Obiettivi:
A - In base al brano sul picco dei minerali, spiega perché un maggiore fabbisogno di energia per estrarre e raffinare il petrolio si ripercuote direttamente sul processo di estrazione. Rispondi con una, due o tre frasi.
B - Rispondi alle domande seguenti sul brano dedicato al picco dei minerali.
(i) Quale pubblicazione viene citata a proposito del "picco dei minerali"?
(ii) Quali sono i due modi indicati per reagire al futuro declino della produzione di minerali?
(iii) Quale strategia occupa il terzo posto nell'elenco di quelle più dettagliate?

Non abbiamo bisogno di aspettare il picco della produzione reale per vedere una risorsa diventare più costosa sia in termini di energetici, sia in termini monetari. Se ci vuole più energia per estrarre e raffinare il petrolio, questo investimento supplementare in energia condizionerà direttamente il processo di estrazione che fa uso di petrolio come fonte energetica. Così, se l'attuale tendenza al declino nella produzione di combustibili fossili continua, non saremo in grado di sfruttare tutte le risorse minerali esistenti dal lato “buono” della barriera mineraria. Se non cambia nulla, in un futuro non lontano vedremo un declino nella produzione di tutti i beni minerali: “il picco dei minerali” (vedi Bardi e Pagani, 2007). Il picco della produzione dei minerali pone un problema serio ed immediato in termini di mantenimento di una fornitura di beni minerali all'economia mondiale.


Strategie di mitigazione


Come reagire al futuro declino della produzione di minerali? Ci sono due modi: o stimoliamo (o forziamo) le miniere a produrre di più o usiamo in maniera più efficiente quello che siamo ancora in grado di produrre. Possiamo ulteriormente elencare alcune strategie più dettagliate: 1) attraversare la barriera mineralogica, 2) sostituire, 3) riciclare, 4) riusare e 5) fare con meno.

Materiale fornito:
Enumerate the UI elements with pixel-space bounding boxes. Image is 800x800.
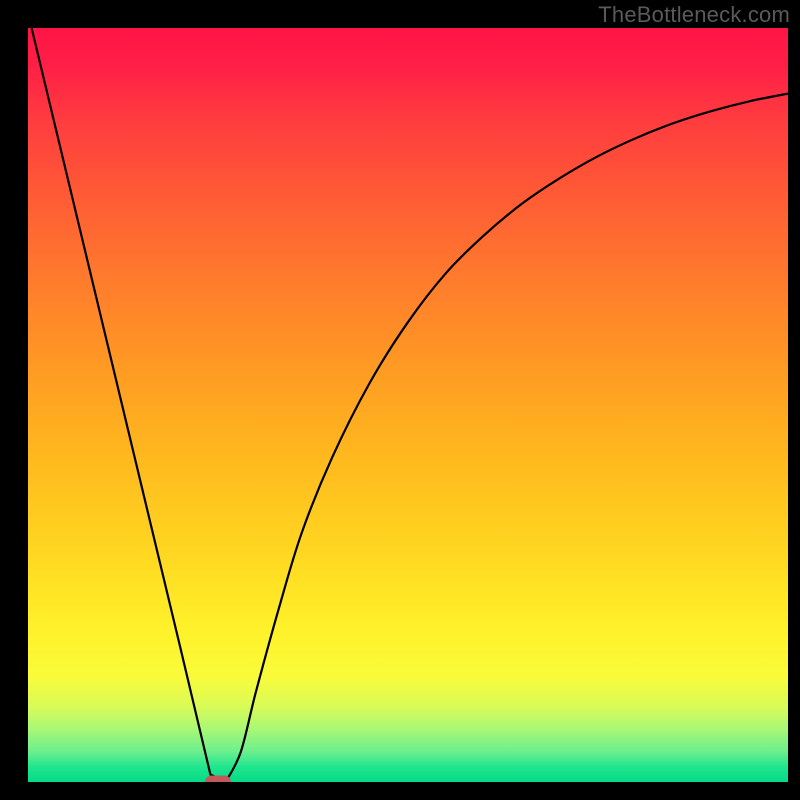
curve-svg bbox=[28, 28, 788, 782]
plot-area bbox=[28, 28, 788, 782]
curve-path bbox=[28, 28, 788, 782]
watermark-text: TheBottleneck.com bbox=[598, 2, 790, 28]
chart-frame: TheBottleneck.com bbox=[0, 0, 800, 800]
min-marker bbox=[205, 776, 231, 783]
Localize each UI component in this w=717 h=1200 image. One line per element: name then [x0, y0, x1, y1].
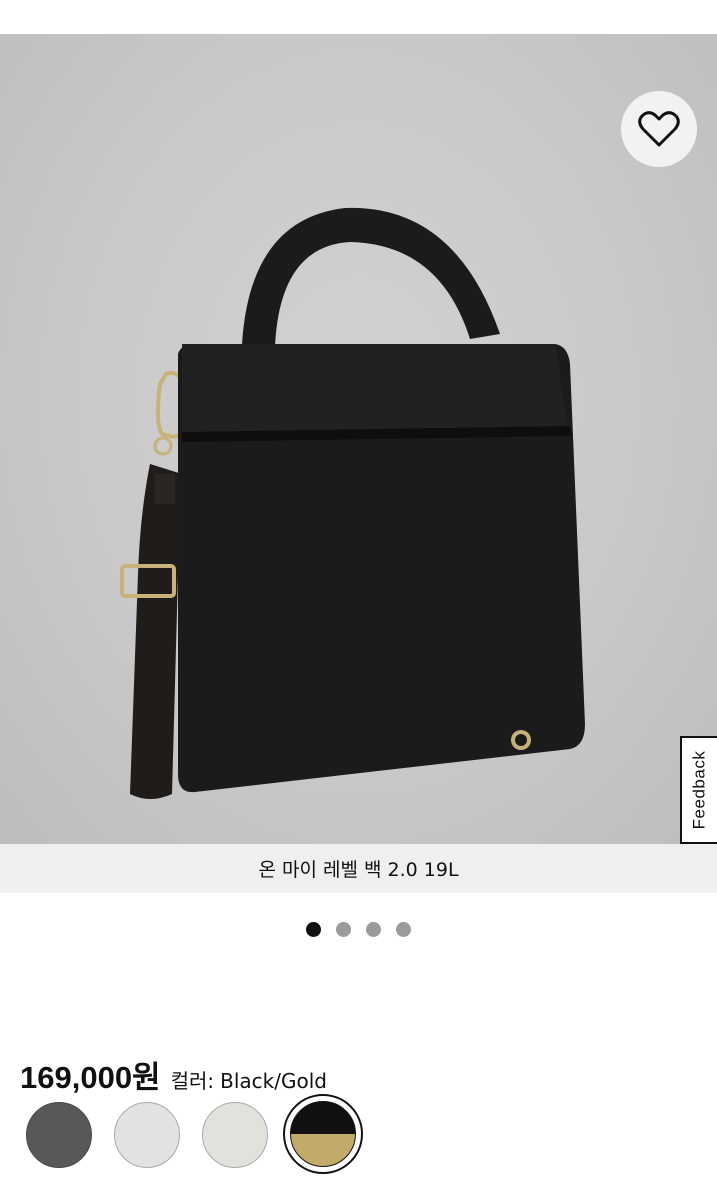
wishlist-button[interactable] — [621, 91, 697, 167]
product-price: 169,000원 — [20, 1060, 161, 1095]
product-image-gallery[interactable] — [0, 34, 717, 844]
feedback-tab[interactable]: Feedback — [680, 736, 717, 844]
product-image — [120, 207, 585, 799]
color-swatch-black-gold[interactable] — [290, 1101, 356, 1167]
color-label: 컬러: — [170, 1069, 215, 1093]
color-swatch-gray[interactable] — [26, 1102, 92, 1168]
gallery-dot-2[interactable] — [336, 922, 351, 937]
gallery-dot-1[interactable] — [306, 922, 321, 937]
top-bar — [0, 0, 717, 34]
gallery-pagination — [0, 922, 717, 940]
gallery-dot-3[interactable] — [366, 922, 381, 937]
heart-icon — [638, 111, 680, 147]
gallery-dot-4[interactable] — [396, 922, 411, 937]
image-caption: 온 마이 레벨 백 2.0 19L — [0, 844, 717, 893]
color-swatch-bone[interactable] — [202, 1102, 268, 1168]
color-value: Black/Gold — [220, 1069, 327, 1093]
feedback-label: Feedback — [689, 750, 709, 830]
price-color-row: 169,000원 컬러: Black/Gold — [20, 1052, 327, 1095]
color-swatch-light-gray[interactable] — [114, 1102, 180, 1168]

Soluzioni degli esercizi:
A - Il processo di estrazione usa il petrolio come fonte energetica. Per questo, se estrarre e raffinare il petrolio richiede più energia, questo investimento supplementare condiziona direttamente il processo stesso.

B -
(i) Bardi e Pagani, 2007.
(ii) Stimolare, o forzare, le miniere a produrre di più, oppure usare in maniera più efficiente quello che siamo ancora in grado di produrre.
(iii) Riciclare.